Task details: Every record that follows must be duplicated exactly, with images left out.

Data section:
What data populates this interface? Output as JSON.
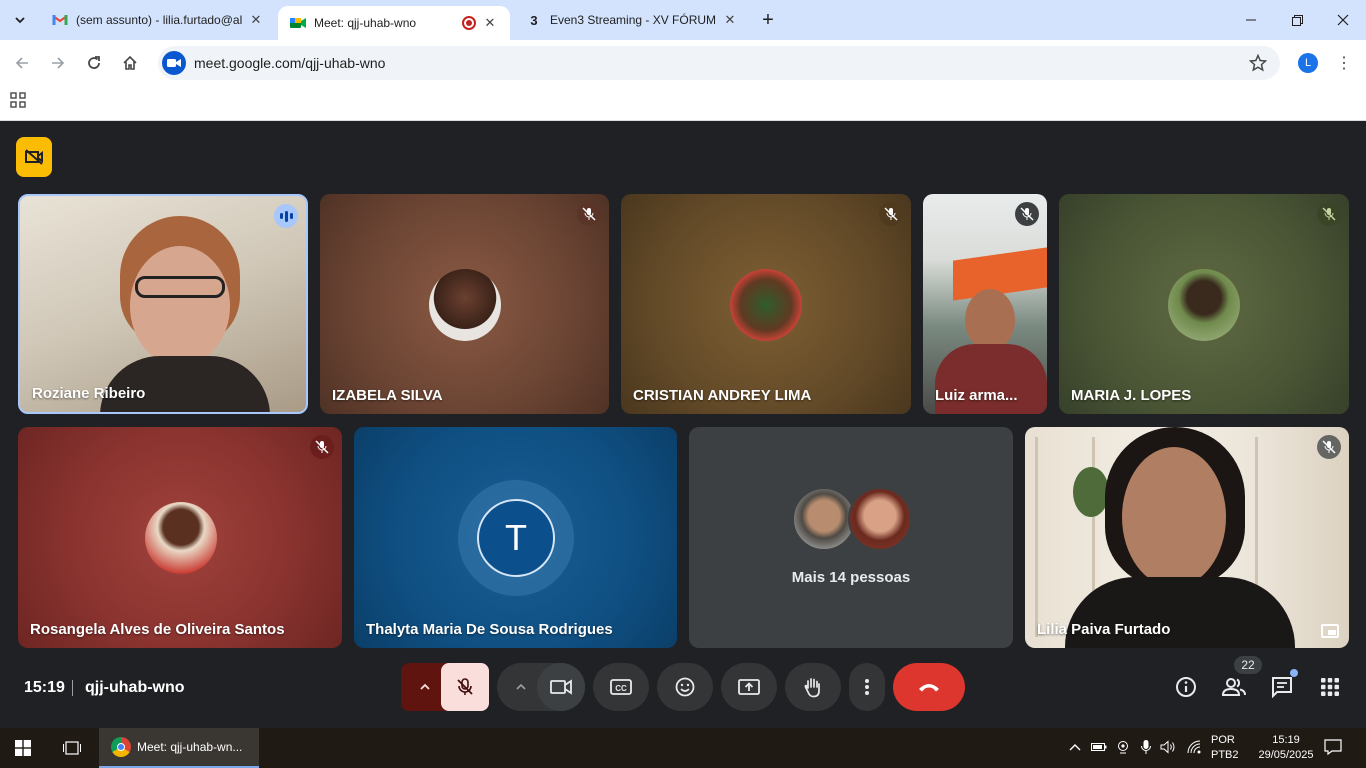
{
  "browser": {
    "tabs": [
      {
        "title": "(sem assunto) - lilia.furtado@al",
        "icon": "gmail-icon"
      },
      {
        "title": "Meet: qjj-uhab-wno",
        "icon": "meet-icon",
        "active": true,
        "recording": true
      },
      {
        "title": "Even3 Streaming - XV FÓRUM I",
        "icon": "even3-icon",
        "icon_text": "3"
      }
    ],
    "new_tab": "+",
    "url": "meet.google.com/qjj-uhab-wno",
    "profile_initial": "L"
  },
  "meet": {
    "participants_row1": [
      {
        "name": "Roziane Ribeiro",
        "state": "video",
        "speaking": true
      },
      {
        "name": "IZABELA SILVA",
        "state": "avatar",
        "muted": true
      },
      {
        "name": "CRISTIAN ANDREY LIMA",
        "state": "avatar",
        "muted": true
      },
      {
        "name": "Luiz arma...",
        "state": "video",
        "muted": true
      },
      {
        "name": "MARIA J. LOPES",
        "state": "avatar",
        "muted": true
      }
    ],
    "participants_row2": [
      {
        "name": "Rosangela Alves de Oliveira Santos",
        "state": "avatar",
        "muted": true
      },
      {
        "name": "Thalyta Maria De Sousa Rodrigues",
        "state": "initial",
        "initial": "T"
      },
      {
        "name": "Mais 14 pessoas",
        "state": "overflow"
      },
      {
        "name": "Lilia Paiva Furtado",
        "state": "video",
        "muted": true
      }
    ],
    "time": "15:19",
    "meeting_code": "qjj-uhab-wno",
    "participant_count": "22",
    "colors": {
      "end_call": "#ea4335",
      "mic_off_bg": "#f9dedc",
      "accent": "#8ab4f8"
    }
  },
  "taskbar": {
    "app_label": "Meet: qjj-uhab-wn...",
    "lang_line1": "POR",
    "lang_line2": "PTB2",
    "clock_time": "15:19",
    "clock_date": "29/05/2025"
  }
}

Solution for this task:
What data populates this interface? Output as JSON.
{
  "browser": {
    "tabs": [
      {
        "title": "(sem assunto) - lilia.furtado@al",
        "icon": "gmail-icon"
      },
      {
        "title": "Meet: qjj-uhab-wno",
        "icon": "meet-icon",
        "active": true,
        "recording": true
      },
      {
        "title": "Even3 Streaming - XV FÓRUM I",
        "icon": "even3-icon",
        "icon_text": "3"
      }
    ],
    "new_tab": "+",
    "url": "meet.google.com/qjj-uhab-wno",
    "profile_initial": "L"
  },
  "meet": {
    "participants_row1": [
      {
        "name": "Roziane Ribeiro",
        "state": "video",
        "speaking": true
      },
      {
        "name": "IZABELA SILVA",
        "state": "avatar",
        "muted": true
      },
      {
        "name": "CRISTIAN ANDREY LIMA",
        "state": "avatar",
        "muted": true
      },
      {
        "name": "Luiz arma...",
        "state": "video",
        "muted": true
      },
      {
        "name": "MARIA J. LOPES",
        "state": "avatar",
        "muted": true
      }
    ],
    "participants_row2": [
      {
        "name": "Rosangela Alves de Oliveira Santos",
        "state": "avatar",
        "muted": true
      },
      {
        "name": "Thalyta Maria De Sousa Rodrigues",
        "state": "initial",
        "initial": "T"
      },
      {
        "name": "Mais 14 pessoas",
        "state": "overflow"
      },
      {
        "name": "Lilia Paiva Furtado",
        "state": "video",
        "muted": true
      }
    ],
    "time": "15:19",
    "meeting_code": "qjj-uhab-wno",
    "participant_count": "22",
    "colors": {
      "end_call": "#ea4335",
      "mic_off_bg": "#f9dedc",
      "accent": "#8ab4f8"
    }
  },
  "taskbar": {
    "app_label": "Meet: qjj-uhab-wn...",
    "lang_line1": "POR",
    "lang_line2": "PTB2",
    "clock_time": "15:19",
    "clock_date": "29/05/2025"
  }
}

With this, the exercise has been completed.